(Extracted data entries)
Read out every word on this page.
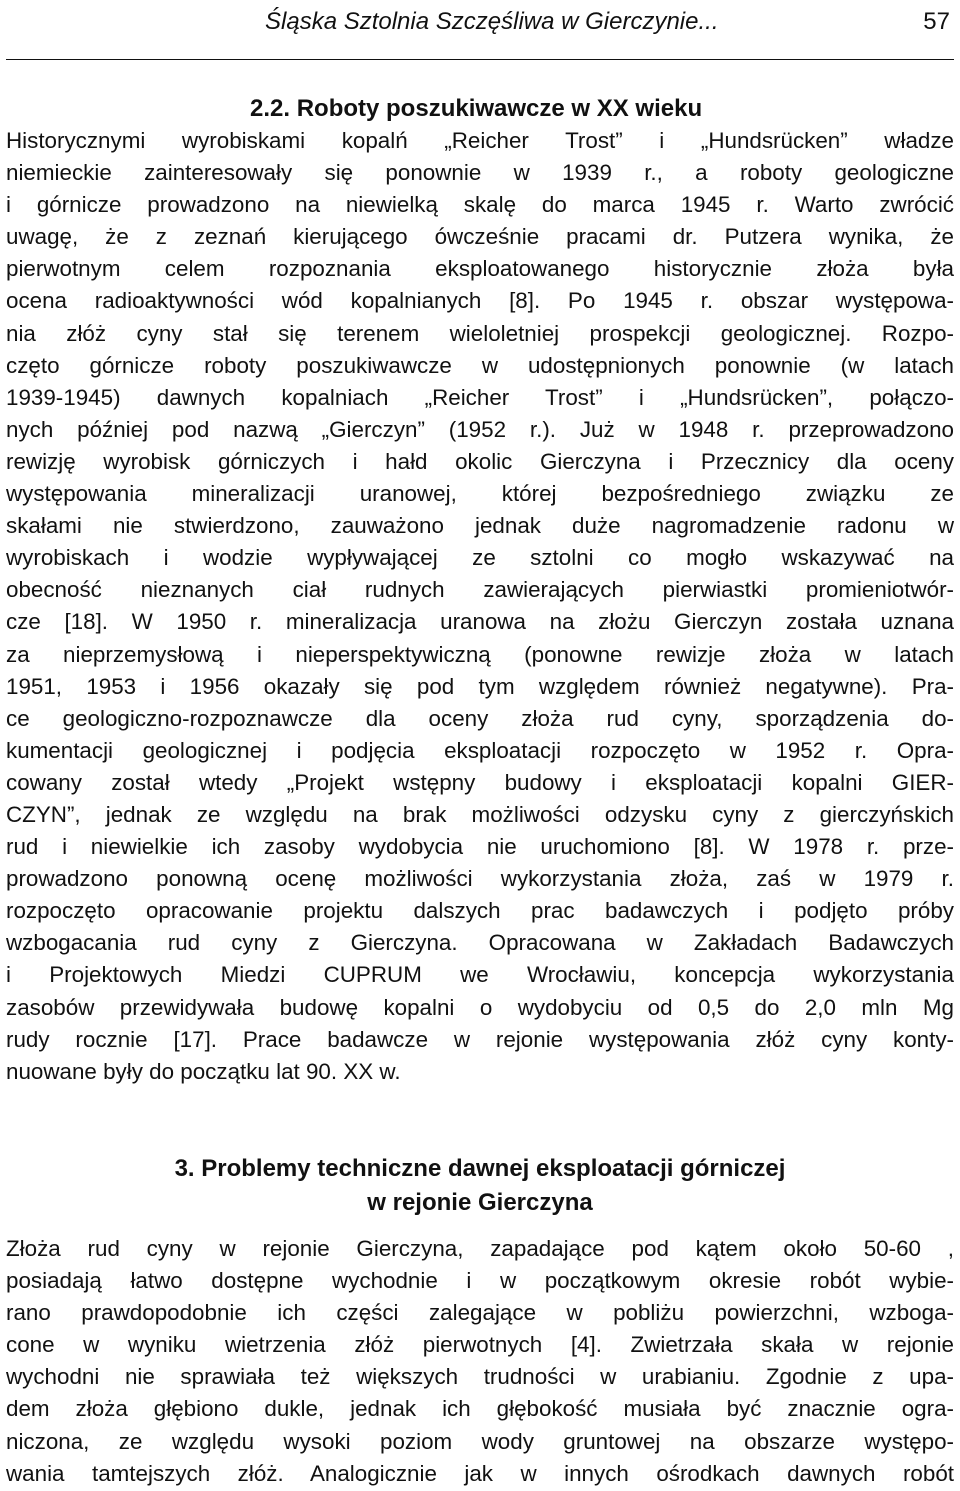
Śląska Sztolnia Szczęśliwa w Gierczynie...	57
2.2. Roboty poszukiwawcze w XX wieku
Historycznymi wyrobiskami kopalń „Reicher Trost” i „Hundsrücken” władze
niemieckie zainteresowały się ponownie w 1939 r., a roboty geologiczne
i górnicze prowadzono na niewielką skalę do marca 1945 r. Warto zwrócić
uwagę, że z zeznań kierującego ówcześnie pracami dr. Putzera wynika, że
pierwotnym celem rozpoznania eksploatowanego historycznie złoża była
ocena radioaktywności wód kopalnianych [8]. Po 1945 r. obszar występowa-
nia złóż cyny stał się terenem wieloletniej prospekcji geologicznej. Rozpo-
częto górnicze roboty poszukiwawcze w udostępnionych ponownie (w latach
1939-1945) dawnych kopalniach „Reicher Trost” i „Hundsrücken”, połączo-
nych później pod nazwą „Gierczyn” (1952 r.). Już w 1948 r. przeprowadzono
rewizję wyrobisk górniczych i hałd okolic Gierczyna i Przecznicy dla oceny
występowania mineralizacji uranowej, której bezpośredniego związku ze
skałami nie stwierdzono, zauważono jednak duże nagromadzenie radonu w
wyrobiskach i wodzie wypływającej ze sztolni co mogło wskazywać na
obecność nieznanych ciał rudnych zawierających pierwiastki promieniotwór-
cze [18]. W 1950 r. mineralizacja uranowa na złożu Gierczyn została uznana
za nieprzemysłową i nieperspektywiczną (ponowne rewizje złoża w latach
1951, 1953 i 1956 okazały się pod tym względem również negatywne). Pra-
ce geologiczno-rozpoznawcze dla oceny złoża rud cyny, sporządzenia do-
kumentacji geologicznej i podjęcia eksploatacji rozpoczęto w 1952 r. Opra-
cowany został wtedy „Projekt wstępny budowy i eksploatacji kopalni GIER-
CZYN”, jednak ze względu na brak możliwości odzysku cyny z gierczyńskich
rud i niewielkie ich zasoby wydobycia nie uruchomiono [8]. W 1978 r. prze-
prowadzono ponowną ocenę możliwości wykorzystania złoża, zaś w 1979 r.
rozpoczęto opracowanie projektu dalszych prac badawczych i podjęto próby
wzbogacania rud cyny z Gierczyna. Opracowana w Zakładach Badawczych
i Projektowych Miedzi CUPRUM we Wrocławiu, koncepcja wykorzystania
zasobów przewidywała budowę kopalni o wydobyciu od 0,5 do 2,0 mln Mg
rudy rocznie [17]. Prace badawcze w rejonie występowania złóż cyny konty-
nuowane były do początku lat 90. XX w.
3. Problemy techniczne dawnej eksploatacji górniczej
w rejonie Gierczyna
Złoża rud cyny w rejonie Gierczyna, zapadające pod kątem około 50-60 ,
posiadają łatwo dostępne wychodnie i w początkowym okresie robót wybie-
rano prawdopodobnie ich części zalegające w pobliżu powierzchni, wzboga-
cone w wyniku wietrzenia złóż pierwotnych [4]. Zwietrzała skała w rejonie
wychodni nie sprawiała też większych trudności w urabianiu. Zgodnie z upa-
dem złoża głębiono dukle, jednak ich głębokość musiała być znacznie ogra-
niczona, ze względu wysoki poziom wody gruntowej na obszarze występo-
wania tamtejszych złóż. Analogicznie jak w innych ośrodkach dawnych robót
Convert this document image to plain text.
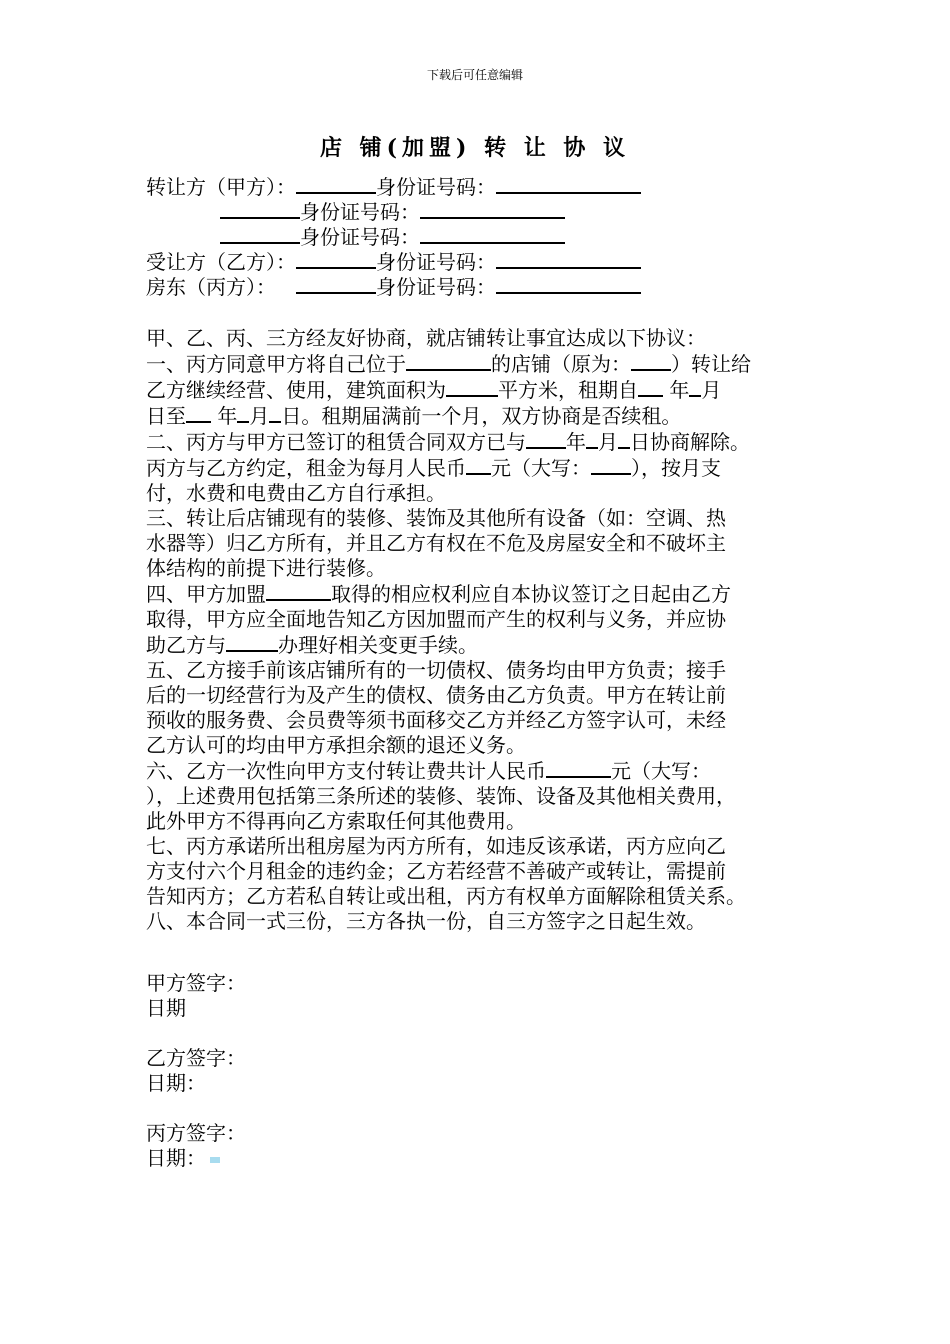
下载后可任意编辑
店 铺(加盟) 转 让 协 议
转让方（甲方）：	身份证号码：
身份证号码：
身份证号码：
受让方（乙方）：	身份证号码：
房东（丙方）：	身份证号码：

甲、乙、丙、三方经友好协商，就店铺转让事宜达成以下协议：

一、丙方同意甲方将自己位于	的店铺（原为： ）转让给

乙方继续经营、使用，建筑面积为	平方米，租期自 年 月

日至 年 月 日。租期届满前一个月，双方协商是否续租。

二、丙方与甲方已签订的租赁合同双方已与 年 月 日协商解除。

丙方与乙方约定，租金为每月人民币 元（大写： ），按月支

付，水费和电费由乙方自行承担。

三、转让后店铺现有的装修、装饰及其他所有设备（如：空调、热

水器等）归乙方所有，并且乙方有权在不危及房屋安全和不破坏主

体结构的前提下进行装修。

四、甲方加盟	取得的相应权利应自本协议签订之日起由乙方

取得，甲方应全面地告知乙方因加盟而产生的权利与义务，并应协

助乙方与	办理好相关变更手续。

五、乙方接手前该店铺所有的一切债权、债务均由甲方负责；接手

后的一切经营行为及产生的债权、债务由乙方负责。甲方在转让前

预收的服务费、会员费等须书面移交乙方并经乙方签字认可，未经

乙方认可的均由甲方承担余额的退还义务。

六、乙方一次性向甲方支付转让费共计人民币	元（大写：

），上述费用包括第三条所述的装修、装饰、设备及其他相关费用，

此外甲方不得再向乙方索取任何其他费用。

七、丙方承诺所出租房屋为丙方所有，如违反该承诺，丙方应向乙

方支付六个月租金的违约金；乙方若经营不善破产或转让，需提前

告知丙方；乙方若私自转让或出租，丙方有权单方面解除租赁关系。

八、本合同一式三份，三方各执一份，自三方签字之日起生效。

甲方签字：
日期
乙方签字：
日期：
丙方签字：
日期：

# Goal of the exercise
Omit the pictures and write out the lines above from the one with "Convert this document image to plain text." through the last, unchanged.

# Response to this exercise
Convert this document image to plain text.
下载后可任意编辑
店 铺(加盟) 转 让 协 议
转让方（甲方）：	身份证号码：
身份证号码：
身份证号码：
受让方（乙方）：	身份证号码：
房东（丙方）：	身份证号码：

甲、乙、丙、三方经友好协商，就店铺转让事宜达成以下协议：

一、丙方同意甲方将自己位于	的店铺（原为： ）转让给

乙方继续经营、使用，建筑面积为	平方米，租期自 年 月

日至 年 月 日。租期届满前一个月，双方协商是否续租。

二、丙方与甲方已签订的租赁合同双方已与 年 月 日协商解除。

丙方与乙方约定，租金为每月人民币 元（大写： ），按月支

付，水费和电费由乙方自行承担。

三、转让后店铺现有的装修、装饰及其他所有设备（如：空调、热

水器等）归乙方所有，并且乙方有权在不危及房屋安全和不破坏主

体结构的前提下进行装修。

四、甲方加盟	取得的相应权利应自本协议签订之日起由乙方

取得，甲方应全面地告知乙方因加盟而产生的权利与义务，并应协

助乙方与	办理好相关变更手续。

五、乙方接手前该店铺所有的一切债权、债务均由甲方负责；接手

后的一切经营行为及产生的债权、债务由乙方负责。甲方在转让前

预收的服务费、会员费等须书面移交乙方并经乙方签字认可，未经

乙方认可的均由甲方承担余额的退还义务。

六、乙方一次性向甲方支付转让费共计人民币	元（大写：

），上述费用包括第三条所述的装修、装饰、设备及其他相关费用，

此外甲方不得再向乙方索取任何其他费用。

七、丙方承诺所出租房屋为丙方所有，如违反该承诺，丙方应向乙

方支付六个月租金的违约金；乙方若经营不善破产或转让，需提前

告知丙方；乙方若私自转让或出租，丙方有权单方面解除租赁关系。

八、本合同一式三份，三方各执一份，自三方签字之日起生效。

甲方签字：
日期
乙方签字：
日期：
丙方签字：
日期：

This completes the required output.